======== RECORDS TO PROCESS ========

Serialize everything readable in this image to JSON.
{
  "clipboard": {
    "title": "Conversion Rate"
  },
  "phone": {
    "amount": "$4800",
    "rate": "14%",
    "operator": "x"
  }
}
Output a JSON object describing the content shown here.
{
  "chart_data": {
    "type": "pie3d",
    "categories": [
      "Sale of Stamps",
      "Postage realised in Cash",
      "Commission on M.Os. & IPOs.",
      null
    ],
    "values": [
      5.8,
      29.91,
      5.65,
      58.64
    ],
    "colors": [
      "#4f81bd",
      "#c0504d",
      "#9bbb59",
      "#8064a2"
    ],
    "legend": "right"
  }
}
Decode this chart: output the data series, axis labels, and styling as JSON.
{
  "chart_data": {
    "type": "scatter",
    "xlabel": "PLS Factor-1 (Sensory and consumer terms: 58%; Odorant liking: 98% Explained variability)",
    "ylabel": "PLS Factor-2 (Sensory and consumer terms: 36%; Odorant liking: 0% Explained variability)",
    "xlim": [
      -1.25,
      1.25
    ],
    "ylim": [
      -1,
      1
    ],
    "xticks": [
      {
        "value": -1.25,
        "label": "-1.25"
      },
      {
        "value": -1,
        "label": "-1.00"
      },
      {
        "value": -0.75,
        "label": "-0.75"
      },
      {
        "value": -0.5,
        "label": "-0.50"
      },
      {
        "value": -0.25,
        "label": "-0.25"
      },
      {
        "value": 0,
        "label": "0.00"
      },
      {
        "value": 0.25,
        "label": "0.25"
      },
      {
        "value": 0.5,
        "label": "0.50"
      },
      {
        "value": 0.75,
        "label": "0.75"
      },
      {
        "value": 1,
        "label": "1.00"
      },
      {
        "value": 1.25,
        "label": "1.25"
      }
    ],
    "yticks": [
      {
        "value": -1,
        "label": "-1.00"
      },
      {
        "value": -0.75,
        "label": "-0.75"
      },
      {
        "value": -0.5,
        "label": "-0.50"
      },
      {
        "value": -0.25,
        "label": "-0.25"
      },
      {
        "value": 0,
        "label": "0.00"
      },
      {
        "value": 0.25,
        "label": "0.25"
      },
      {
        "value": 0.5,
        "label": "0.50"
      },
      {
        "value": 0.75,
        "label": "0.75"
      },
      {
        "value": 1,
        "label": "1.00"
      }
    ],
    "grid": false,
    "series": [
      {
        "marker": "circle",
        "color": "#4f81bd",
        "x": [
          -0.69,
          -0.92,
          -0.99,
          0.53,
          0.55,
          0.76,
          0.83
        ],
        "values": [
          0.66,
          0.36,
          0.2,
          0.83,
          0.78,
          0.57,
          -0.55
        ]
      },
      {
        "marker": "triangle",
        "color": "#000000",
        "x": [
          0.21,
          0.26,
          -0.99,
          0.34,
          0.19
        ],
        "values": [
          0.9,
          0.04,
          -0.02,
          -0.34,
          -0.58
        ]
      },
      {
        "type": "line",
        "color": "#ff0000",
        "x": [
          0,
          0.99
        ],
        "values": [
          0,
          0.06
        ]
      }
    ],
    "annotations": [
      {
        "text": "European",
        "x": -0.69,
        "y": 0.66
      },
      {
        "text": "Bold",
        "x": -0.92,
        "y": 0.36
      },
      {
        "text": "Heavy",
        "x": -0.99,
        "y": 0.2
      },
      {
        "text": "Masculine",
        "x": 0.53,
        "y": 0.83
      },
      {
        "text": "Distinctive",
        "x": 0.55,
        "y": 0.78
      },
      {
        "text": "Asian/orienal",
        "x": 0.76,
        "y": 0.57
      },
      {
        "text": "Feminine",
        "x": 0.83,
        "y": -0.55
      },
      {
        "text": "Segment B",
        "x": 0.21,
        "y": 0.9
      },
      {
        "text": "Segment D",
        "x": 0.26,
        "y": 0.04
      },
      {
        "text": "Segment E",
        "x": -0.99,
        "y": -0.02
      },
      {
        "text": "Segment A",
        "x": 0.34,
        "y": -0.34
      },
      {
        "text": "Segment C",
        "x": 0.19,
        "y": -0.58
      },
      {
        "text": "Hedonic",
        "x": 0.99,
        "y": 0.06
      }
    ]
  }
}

========

#### SET TASK:
Return only the number of lines in the data above that include the word "Explained".

#### THE RESPONSE:
2